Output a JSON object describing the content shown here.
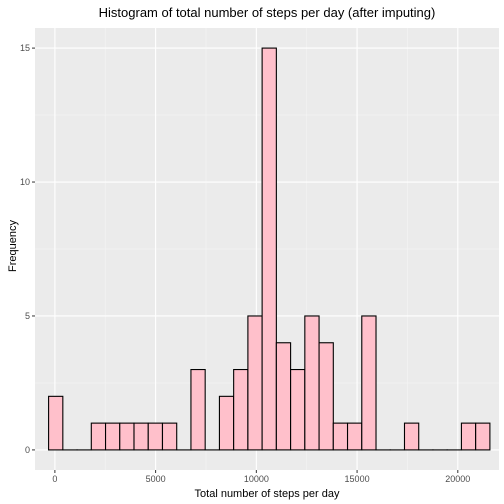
{
  "chart_data": {
    "type": "bar",
    "title": "Histogram of total number of steps per day (after imputing)",
    "xlabel": "Total number of steps per day",
    "ylabel": "Frequency",
    "xlim": [
      -987,
      22045
    ],
    "ylim": [
      -0.75,
      15.75
    ],
    "grid": true,
    "legend": "none",
    "x_ticks": [
      0,
      5000,
      10000,
      15000,
      20000
    ],
    "x_tick_labels": [
      "0",
      "5000",
      "10000",
      "15000",
      "20000"
    ],
    "y_ticks": [
      0,
      5,
      10,
      15
    ],
    "y_tick_labels": [
      "0",
      "5",
      "10",
      "15"
    ],
    "bin_width": 706.6,
    "bin_centers": [
      41,
      748,
      1454,
      2161,
      2868,
      3574,
      4281,
      4987,
      5694,
      6401,
      7107,
      7814,
      8521,
      9227,
      9934,
      10640,
      11347,
      12054,
      12760,
      13467,
      14173,
      14880,
      15587,
      16293,
      17000,
      17707,
      18413,
      19120,
      19826,
      20533,
      21240
    ],
    "values": [
      2,
      0,
      0,
      1,
      1,
      1,
      1,
      1,
      1,
      0,
      3,
      0,
      2,
      3,
      5,
      15,
      4,
      3,
      5,
      4,
      1,
      1,
      5,
      0,
      0,
      1,
      0,
      0,
      0,
      1,
      1
    ],
    "colors": {
      "panel_background": "#ebebeb",
      "grid_major": "#ffffff",
      "grid_minor": "#f5f5f5",
      "bar_fill": "#ffc0cb",
      "bar_stroke": "#000000",
      "tick": "#333333"
    }
  }
}
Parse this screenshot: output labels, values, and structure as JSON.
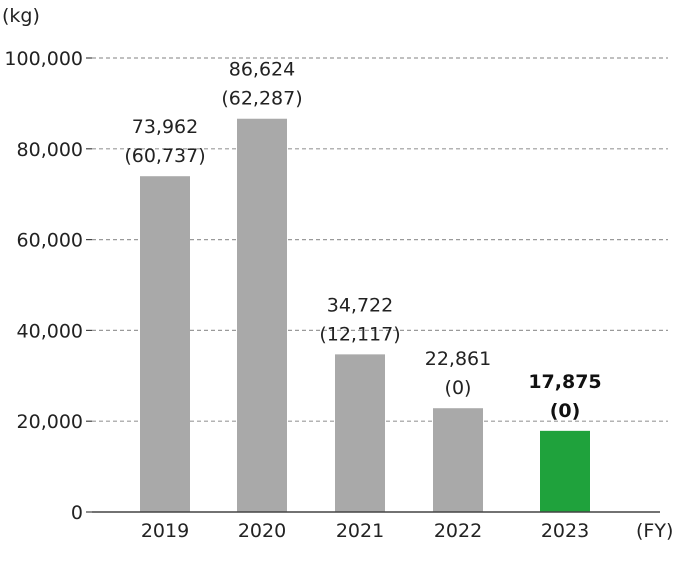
{
  "chart_data": {
    "type": "bar",
    "title": "",
    "y_unit": "(kg)",
    "x_unit": "(FY)",
    "categories": [
      "2019",
      "2020",
      "2021",
      "2022",
      "2023"
    ],
    "values": [
      73962,
      86624,
      34722,
      22861,
      17875
    ],
    "value_labels": [
      "73,962",
      "86,624",
      "34,722",
      "22,861",
      "17,875"
    ],
    "sub_labels": [
      "(60,737)",
      "(62,287)",
      "(12,117)",
      "(0)",
      "(0)"
    ],
    "highlight_index": 4,
    "ylim": [
      0,
      100000
    ],
    "yticks": [
      0,
      20000,
      40000,
      60000,
      80000,
      100000
    ],
    "ytick_labels": [
      "0",
      "20,000",
      "40,000",
      "60,000",
      "80,000",
      "100,000"
    ],
    "grid": true,
    "colors": {
      "bar": "#a9a9a9",
      "highlight": "#1fa23c",
      "grid": "#9a9a9a",
      "axis": "#444444"
    }
  }
}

* _Goal of the exercise_: The records above are to be reproduced exactly; the pictures are to be left out.

* _Response_:
Output a JSON object describing the content shown here.
{
  "chart_data": {
    "type": "bar",
    "title": "Histogram of total number of steps per day (after imputing)",
    "xlabel": "Total number of steps per day",
    "ylabel": "Frequency",
    "xlim": [
      -987,
      22045
    ],
    "ylim": [
      -0.75,
      15.75
    ],
    "grid": true,
    "legend": "none",
    "x_ticks": [
      0,
      5000,
      10000,
      15000,
      20000
    ],
    "x_tick_labels": [
      "0",
      "5000",
      "10000",
      "15000",
      "20000"
    ],
    "y_ticks": [
      0,
      5,
      10,
      15
    ],
    "y_tick_labels": [
      "0",
      "5",
      "10",
      "15"
    ],
    "bin_width": 706.6,
    "bin_centers": [
      41,
      748,
      1454,
      2161,
      2868,
      3574,
      4281,
      4987,
      5694,
      6401,
      7107,
      7814,
      8521,
      9227,
      9934,
      10640,
      11347,
      12054,
      12760,
      13467,
      14173,
      14880,
      15587,
      16293,
      17000,
      17707,
      18413,
      19120,
      19826,
      20533,
      21240
    ],
    "values": [
      2,
      0,
      0,
      1,
      1,
      1,
      1,
      1,
      1,
      0,
      3,
      0,
      2,
      3,
      5,
      15,
      4,
      3,
      5,
      4,
      1,
      1,
      5,
      0,
      0,
      1,
      0,
      0,
      0,
      1,
      1
    ],
    "colors": {
      "panel_background": "#ebebeb",
      "grid_major": "#ffffff",
      "grid_minor": "#f5f5f5",
      "bar_fill": "#ffc0cb",
      "bar_stroke": "#000000",
      "tick": "#333333"
    }
  }
}
Parse this screenshot: output labels, values, and structure as JSON.
{
  "chart_data": {
    "type": "bar",
    "title": "",
    "y_unit": "(kg)",
    "x_unit": "(FY)",
    "categories": [
      "2019",
      "2020",
      "2021",
      "2022",
      "2023"
    ],
    "values": [
      73962,
      86624,
      34722,
      22861,
      17875
    ],
    "value_labels": [
      "73,962",
      "86,624",
      "34,722",
      "22,861",
      "17,875"
    ],
    "sub_labels": [
      "(60,737)",
      "(62,287)",
      "(12,117)",
      "(0)",
      "(0)"
    ],
    "highlight_index": 4,
    "ylim": [
      0,
      100000
    ],
    "yticks": [
      0,
      20000,
      40000,
      60000,
      80000,
      100000
    ],
    "ytick_labels": [
      "0",
      "20,000",
      "40,000",
      "60,000",
      "80,000",
      "100,000"
    ],
    "grid": true,
    "colors": {
      "bar": "#a9a9a9",
      "highlight": "#1fa23c",
      "grid": "#9a9a9a",
      "axis": "#444444"
    }
  }
}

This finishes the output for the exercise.